WRITTEN EXERCISE
Skip all pictures, then print the remaining material exactly.

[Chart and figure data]
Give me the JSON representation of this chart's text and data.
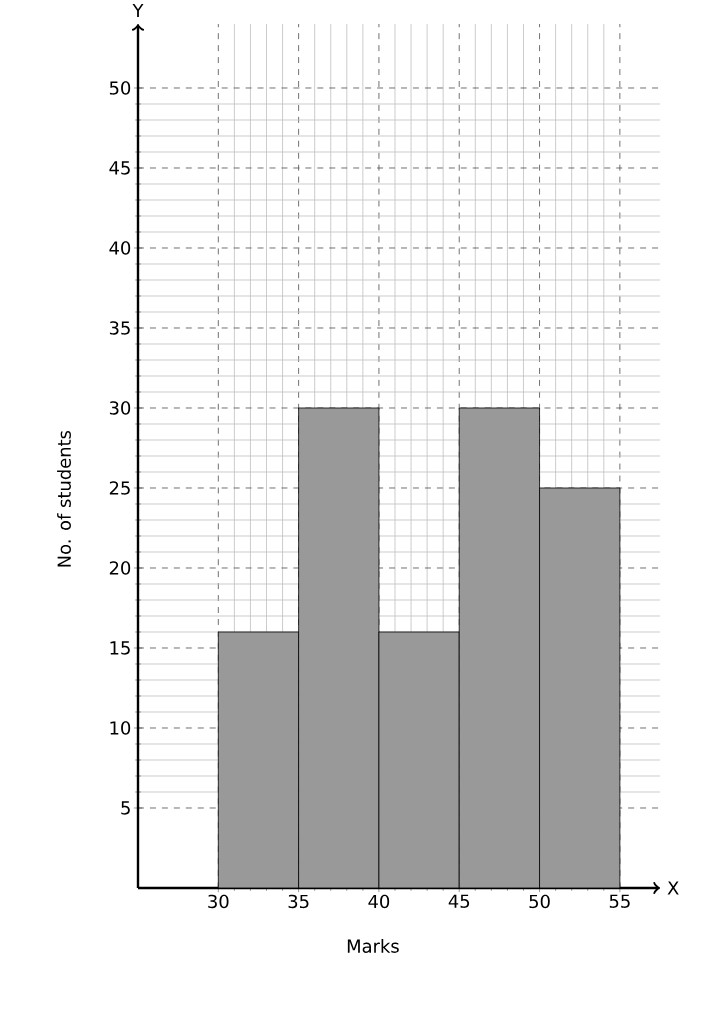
{
  "chart_data": {
    "type": "histogram",
    "xlabel": "Marks",
    "ylabel": "No. of students",
    "bins": [
      30,
      35,
      40,
      45,
      50,
      55
    ],
    "values": [
      16,
      30,
      16,
      30,
      25
    ],
    "color": "#999999",
    "xlim": [
      25,
      57.5
    ],
    "ylim": [
      0,
      54
    ],
    "xticks": [
      30,
      35,
      40,
      45,
      50,
      55
    ],
    "yticks": [
      5,
      10,
      15,
      20,
      25,
      30,
      35,
      40,
      45,
      50
    ],
    "grid": true,
    "annotations": [
      "Y",
      "X"
    ]
  }
}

PROBLEM SOLUTION
Give me the JSON representation of this chart's text and data.
{
  "chart_data": {
    "type": "histogram",
    "xlabel": "Marks",
    "ylabel": "No. of students",
    "bins": [
      30,
      35,
      40,
      45,
      50,
      55
    ],
    "values": [
      16,
      30,
      16,
      30,
      25
    ],
    "color": "#999999",
    "xlim": [
      25,
      57.5
    ],
    "ylim": [
      0,
      54
    ],
    "xticks": [
      30,
      35,
      40,
      45,
      50,
      55
    ],
    "yticks": [
      5,
      10,
      15,
      20,
      25,
      30,
      35,
      40,
      45,
      50
    ],
    "grid": true,
    "annotations": [
      "Y",
      "X"
    ]
  }
}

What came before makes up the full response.